## Short problem
Write out all of the data without omission, exactly as shown.

**********

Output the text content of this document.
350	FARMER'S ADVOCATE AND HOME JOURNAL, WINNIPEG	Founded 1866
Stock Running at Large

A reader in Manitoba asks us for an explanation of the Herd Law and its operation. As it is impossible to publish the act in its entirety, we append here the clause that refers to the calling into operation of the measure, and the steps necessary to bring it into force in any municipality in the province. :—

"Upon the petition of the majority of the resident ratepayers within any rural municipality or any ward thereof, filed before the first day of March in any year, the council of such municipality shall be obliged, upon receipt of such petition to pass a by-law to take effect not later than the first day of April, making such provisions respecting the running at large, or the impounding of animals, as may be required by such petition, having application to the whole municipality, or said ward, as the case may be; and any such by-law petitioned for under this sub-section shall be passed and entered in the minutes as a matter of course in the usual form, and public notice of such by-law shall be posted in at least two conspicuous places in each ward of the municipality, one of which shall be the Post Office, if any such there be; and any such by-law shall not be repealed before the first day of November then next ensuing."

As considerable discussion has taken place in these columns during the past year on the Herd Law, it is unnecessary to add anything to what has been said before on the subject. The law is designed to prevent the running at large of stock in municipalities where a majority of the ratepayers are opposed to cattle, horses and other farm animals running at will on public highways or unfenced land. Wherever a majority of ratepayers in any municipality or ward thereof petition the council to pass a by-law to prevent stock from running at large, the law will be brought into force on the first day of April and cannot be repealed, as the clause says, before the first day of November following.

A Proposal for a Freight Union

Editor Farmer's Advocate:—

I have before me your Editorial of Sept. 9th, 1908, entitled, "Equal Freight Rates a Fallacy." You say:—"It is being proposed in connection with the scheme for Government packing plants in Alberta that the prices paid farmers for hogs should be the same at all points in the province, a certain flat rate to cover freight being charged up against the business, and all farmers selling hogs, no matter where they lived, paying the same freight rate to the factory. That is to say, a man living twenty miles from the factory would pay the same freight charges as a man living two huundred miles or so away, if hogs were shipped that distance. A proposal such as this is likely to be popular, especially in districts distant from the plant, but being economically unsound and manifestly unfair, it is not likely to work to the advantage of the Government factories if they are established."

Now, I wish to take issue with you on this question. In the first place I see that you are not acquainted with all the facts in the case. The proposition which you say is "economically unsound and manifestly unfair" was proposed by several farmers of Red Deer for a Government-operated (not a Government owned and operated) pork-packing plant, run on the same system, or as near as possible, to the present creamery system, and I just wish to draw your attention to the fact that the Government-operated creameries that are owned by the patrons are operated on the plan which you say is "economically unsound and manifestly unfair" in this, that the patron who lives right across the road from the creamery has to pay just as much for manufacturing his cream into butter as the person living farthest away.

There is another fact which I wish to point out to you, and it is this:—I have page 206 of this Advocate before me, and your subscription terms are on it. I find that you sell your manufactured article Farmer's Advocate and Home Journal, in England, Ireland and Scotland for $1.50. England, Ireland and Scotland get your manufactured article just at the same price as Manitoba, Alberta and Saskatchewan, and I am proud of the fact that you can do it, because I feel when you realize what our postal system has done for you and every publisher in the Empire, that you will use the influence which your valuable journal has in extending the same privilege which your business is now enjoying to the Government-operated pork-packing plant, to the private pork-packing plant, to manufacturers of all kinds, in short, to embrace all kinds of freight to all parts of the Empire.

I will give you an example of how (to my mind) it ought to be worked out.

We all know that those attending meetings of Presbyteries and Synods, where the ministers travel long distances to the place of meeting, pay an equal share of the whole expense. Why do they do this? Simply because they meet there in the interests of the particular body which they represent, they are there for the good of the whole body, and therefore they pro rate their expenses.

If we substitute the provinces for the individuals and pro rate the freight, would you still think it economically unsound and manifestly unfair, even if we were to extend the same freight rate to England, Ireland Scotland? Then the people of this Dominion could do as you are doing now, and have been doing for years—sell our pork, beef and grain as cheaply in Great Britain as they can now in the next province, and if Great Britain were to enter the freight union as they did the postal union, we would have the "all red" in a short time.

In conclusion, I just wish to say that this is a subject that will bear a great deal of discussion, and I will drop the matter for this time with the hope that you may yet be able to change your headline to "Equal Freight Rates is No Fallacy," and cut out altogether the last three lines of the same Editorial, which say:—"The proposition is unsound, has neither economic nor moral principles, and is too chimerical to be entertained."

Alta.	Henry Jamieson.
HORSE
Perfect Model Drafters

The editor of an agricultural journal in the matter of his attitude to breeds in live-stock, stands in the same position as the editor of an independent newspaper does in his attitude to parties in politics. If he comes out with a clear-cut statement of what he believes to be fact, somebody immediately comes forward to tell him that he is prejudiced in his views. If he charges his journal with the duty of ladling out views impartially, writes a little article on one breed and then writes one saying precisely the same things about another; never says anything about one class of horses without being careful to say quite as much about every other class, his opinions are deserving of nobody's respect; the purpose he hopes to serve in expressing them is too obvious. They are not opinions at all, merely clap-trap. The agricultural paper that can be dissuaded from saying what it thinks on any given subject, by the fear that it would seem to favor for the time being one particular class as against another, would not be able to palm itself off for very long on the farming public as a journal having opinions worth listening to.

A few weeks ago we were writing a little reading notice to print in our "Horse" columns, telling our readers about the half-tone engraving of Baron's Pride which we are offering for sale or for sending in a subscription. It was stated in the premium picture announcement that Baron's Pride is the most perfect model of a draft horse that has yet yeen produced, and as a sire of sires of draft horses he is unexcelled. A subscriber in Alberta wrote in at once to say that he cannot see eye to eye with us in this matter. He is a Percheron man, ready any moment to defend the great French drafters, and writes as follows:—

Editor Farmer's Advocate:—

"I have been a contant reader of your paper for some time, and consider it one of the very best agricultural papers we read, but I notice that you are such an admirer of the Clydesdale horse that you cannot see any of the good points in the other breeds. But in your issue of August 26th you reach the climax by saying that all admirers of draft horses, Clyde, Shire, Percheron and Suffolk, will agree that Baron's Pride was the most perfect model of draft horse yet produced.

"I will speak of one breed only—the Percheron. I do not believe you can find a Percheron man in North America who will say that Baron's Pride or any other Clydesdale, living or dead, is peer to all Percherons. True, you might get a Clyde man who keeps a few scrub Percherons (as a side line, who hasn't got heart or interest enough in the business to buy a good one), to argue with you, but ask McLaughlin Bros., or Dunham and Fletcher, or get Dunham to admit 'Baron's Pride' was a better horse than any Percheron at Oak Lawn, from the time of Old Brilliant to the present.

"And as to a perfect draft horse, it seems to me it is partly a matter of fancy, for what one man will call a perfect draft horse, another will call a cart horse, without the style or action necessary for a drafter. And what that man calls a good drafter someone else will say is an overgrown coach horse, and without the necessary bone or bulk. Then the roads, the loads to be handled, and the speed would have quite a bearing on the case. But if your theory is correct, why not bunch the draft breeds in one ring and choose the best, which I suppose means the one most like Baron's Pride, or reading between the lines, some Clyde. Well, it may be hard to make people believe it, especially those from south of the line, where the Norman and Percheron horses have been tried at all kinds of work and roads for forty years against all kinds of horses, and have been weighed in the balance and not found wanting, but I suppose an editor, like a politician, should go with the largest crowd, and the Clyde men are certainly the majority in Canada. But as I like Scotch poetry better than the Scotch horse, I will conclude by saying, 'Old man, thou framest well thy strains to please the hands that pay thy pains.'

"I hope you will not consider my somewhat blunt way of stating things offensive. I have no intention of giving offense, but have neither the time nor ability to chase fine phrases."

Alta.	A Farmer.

**********

## Solution for this task
Output the text content of this document.
350	FARMER'S ADVOCATE AND HOME JOURNAL, WINNIPEG	Founded 1866
Stock Running at Large

A reader in Manitoba asks us for an explanation of the Herd Law and its operation. As it is impossible to publish the act in its entirety, we append here the clause that refers to the calling into operation of the measure, and the steps necessary to bring it into force in any municipality in the province. :—

"Upon the petition of the majority of the resident ratepayers within any rural municipality or any ward thereof, filed before the first day of March in any year, the council of such municipality shall be obliged, upon receipt of such petition to pass a by-law to take effect not later than the first day of April, making such provisions respecting the running at large, or the impounding of animals, as may be required by such petition, having application to the whole municipality, or said ward, as the case may be; and any such by-law petitioned for under this sub-section shall be passed and entered in the minutes as a matter of course in the usual form, and public notice of such by-law shall be posted in at least two conspicuous places in each ward of the municipality, one of which shall be the Post Office, if any such there be; and any such by-law shall not be repealed before the first day of November then next ensuing."

As considerable discussion has taken place in these columns during the past year on the Herd Law, it is unnecessary to add anything to what has been said before on the subject. The law is designed to prevent the running at large of stock in municipalities where a majority of the ratepayers are opposed to cattle, horses and other farm animals running at will on public highways or unfenced land. Wherever a majority of ratepayers in any municipality or ward thereof petition the council to pass a by-law to prevent stock from running at large, the law will be brought into force on the first day of April and cannot be repealed, as the clause says, before the first day of November following.

A Proposal for a Freight Union

Editor Farmer's Advocate:—

I have before me your Editorial of Sept. 9th, 1908, entitled, "Equal Freight Rates a Fallacy." You say:—"It is being proposed in connection with the scheme for Government packing plants in Alberta that the prices paid farmers for hogs should be the same at all points in the province, a certain flat rate to cover freight being charged up against the business, and all farmers selling hogs, no matter where they lived, paying the same freight rate to the factory. That is to say, a man living twenty miles from the factory would pay the same freight charges as a man living two huundred miles or so away, if hogs were shipped that distance. A proposal such as this is likely to be popular, especially in districts distant from the plant, but being economically unsound and manifestly unfair, it is not likely to work to the advantage of the Government factories if they are established."

Now, I wish to take issue with you on this question. In the first place I see that you are not acquainted with all the facts in the case. The proposition which you say is "economically unsound and manifestly unfair" was proposed by several farmers of Red Deer for a Government-operated (not a Government owned and operated) pork-packing plant, run on the same system, or as near as possible, to the present creamery system, and I just wish to draw your attention to the fact that the Government-operated creameries that are owned by the patrons are operated on the plan which you say is "economically unsound and manifestly unfair" in this, that the patron who lives right across the road from the creamery has to pay just as much for manufacturing his cream into butter as the person living farthest away.

There is another fact which I wish to point out to you, and it is this:—I have page 206 of this Advocate before me, and your subscription terms are on it. I find that you sell your manufactured article Farmer's Advocate and Home Journal, in England, Ireland and Scotland for $1.50. England, Ireland and Scotland get your manufactured article just at the same price as Manitoba, Alberta and Saskatchewan, and I am proud of the fact that you can do it, because I feel when you realize what our postal system has done for you and every publisher in the Empire, that you will use the influence which your valuable journal has in extending the same privilege which your business is now enjoying to the Government-operated pork-packing plant, to the private pork-packing plant, to manufacturers of all kinds, in short, to embrace all kinds of freight to all parts of the Empire.

I will give you an example of how (to my mind) it ought to be worked out.

We all know that those attending meetings of Presbyteries and Synods, where the ministers travel long distances to the place of meeting, pay an equal share of the whole expense. Why do they do this? Simply because they meet there in the interests of the particular body which they represent, they are there for the good of the whole body, and therefore they pro rate their expenses.

If we substitute the provinces for the individuals and pro rate the freight, would you still think it economically unsound and manifestly unfair, even if we were to extend the same freight rate to England, Ireland Scotland? Then the people of this Dominion could do as you are doing now, and have been doing for years—sell our pork, beef and grain as cheaply in Great Britain as they can now in the next province, and if Great Britain were to enter the freight union as they did the postal union, we would have the "all red" in a short time.

In conclusion, I just wish to say that this is a subject that will bear a great deal of discussion, and I will drop the matter for this time with the hope that you may yet be able to change your headline to "Equal Freight Rates is No Fallacy," and cut out altogether the last three lines of the same Editorial, which say:—"The proposition is unsound, has neither economic nor moral principles, and is too chimerical to be entertained."

Alta.	Henry Jamieson.
HORSE
Perfect Model Drafters

The editor of an agricultural journal in the matter of his attitude to breeds in live-stock, stands in the same position as the editor of an independent newspaper does in his attitude to parties in politics. If he comes out with a clear-cut statement of what he believes to be fact, somebody immediately comes forward to tell him that he is prejudiced in his views. If he charges his journal with the duty of ladling out views impartially, writes a little article on one breed and then writes one saying precisely the same things about another; never says anything about one class of horses without being careful to say quite as much about every other class, his opinions are deserving of nobody's respect; the purpose he hopes to serve in expressing them is too obvious. They are not opinions at all, merely clap-trap. The agricultural paper that can be dissuaded from saying what it thinks on any given subject, by the fear that it would seem to favor for the time being one particular class as against another, would not be able to palm itself off for very long on the farming public as a journal having opinions worth listening to.

A few weeks ago we were writing a little reading notice to print in our "Horse" columns, telling our readers about the half-tone engraving of Baron's Pride which we are offering for sale or for sending in a subscription. It was stated in the premium picture announcement that Baron's Pride is the most perfect model of a draft horse that has yet yeen produced, and as a sire of sires of draft horses he is unexcelled. A subscriber in Alberta wrote in at once to say that he cannot see eye to eye with us in this matter. He is a Percheron man, ready any moment to defend the great French drafters, and writes as follows:—

Editor Farmer's Advocate:—

"I have been a contant reader of your paper for some time, and consider it one of the very best agricultural papers we read, but I notice that you are such an admirer of the Clydesdale horse that you cannot see any of the good points in the other breeds. But in your issue of August 26th you reach the climax by saying that all admirers of draft horses, Clyde, Shire, Percheron and Suffolk, will agree that Baron's Pride was the most perfect model of draft horse yet produced.

"I will speak of one breed only—the Percheron. I do not believe you can find a Percheron man in North America who will say that Baron's Pride or any other Clydesdale, living or dead, is peer to all Percherons. True, you might get a Clyde man who keeps a few scrub Percherons (as a side line, who hasn't got heart or interest enough in the business to buy a good one), to argue with you, but ask McLaughlin Bros., or Dunham and Fletcher, or get Dunham to admit 'Baron's Pride' was a better horse than any Percheron at Oak Lawn, from the time of Old Brilliant to the present.

"And as to a perfect draft horse, it seems to me it is partly a matter of fancy, for what one man will call a perfect draft horse, another will call a cart horse, without the style or action necessary for a drafter. And what that man calls a good drafter someone else will say is an overgrown coach horse, and without the necessary bone or bulk. Then the roads, the loads to be handled, and the speed would have quite a bearing on the case. But if your theory is correct, why not bunch the draft breeds in one ring and choose the best, which I suppose means the one most like Baron's Pride, or reading between the lines, some Clyde. Well, it may be hard to make people believe it, especially those from south of the line, where the Norman and Percheron horses have been tried at all kinds of work and roads for forty years against all kinds of horses, and have been weighed in the balance and not found wanting, but I suppose an editor, like a politician, should go with the largest crowd, and the Clyde men are certainly the majority in Canada. But as I like Scotch poetry better than the Scotch horse, I will conclude by saying, 'Old man, thou framest well thy strains to please the hands that pay thy pains.'

"I hope you will not consider my somewhat blunt way of stating things offensive. I have no intention of giving offense, but have neither the time nor ability to chase fine phrases."

Alta.	A Farmer.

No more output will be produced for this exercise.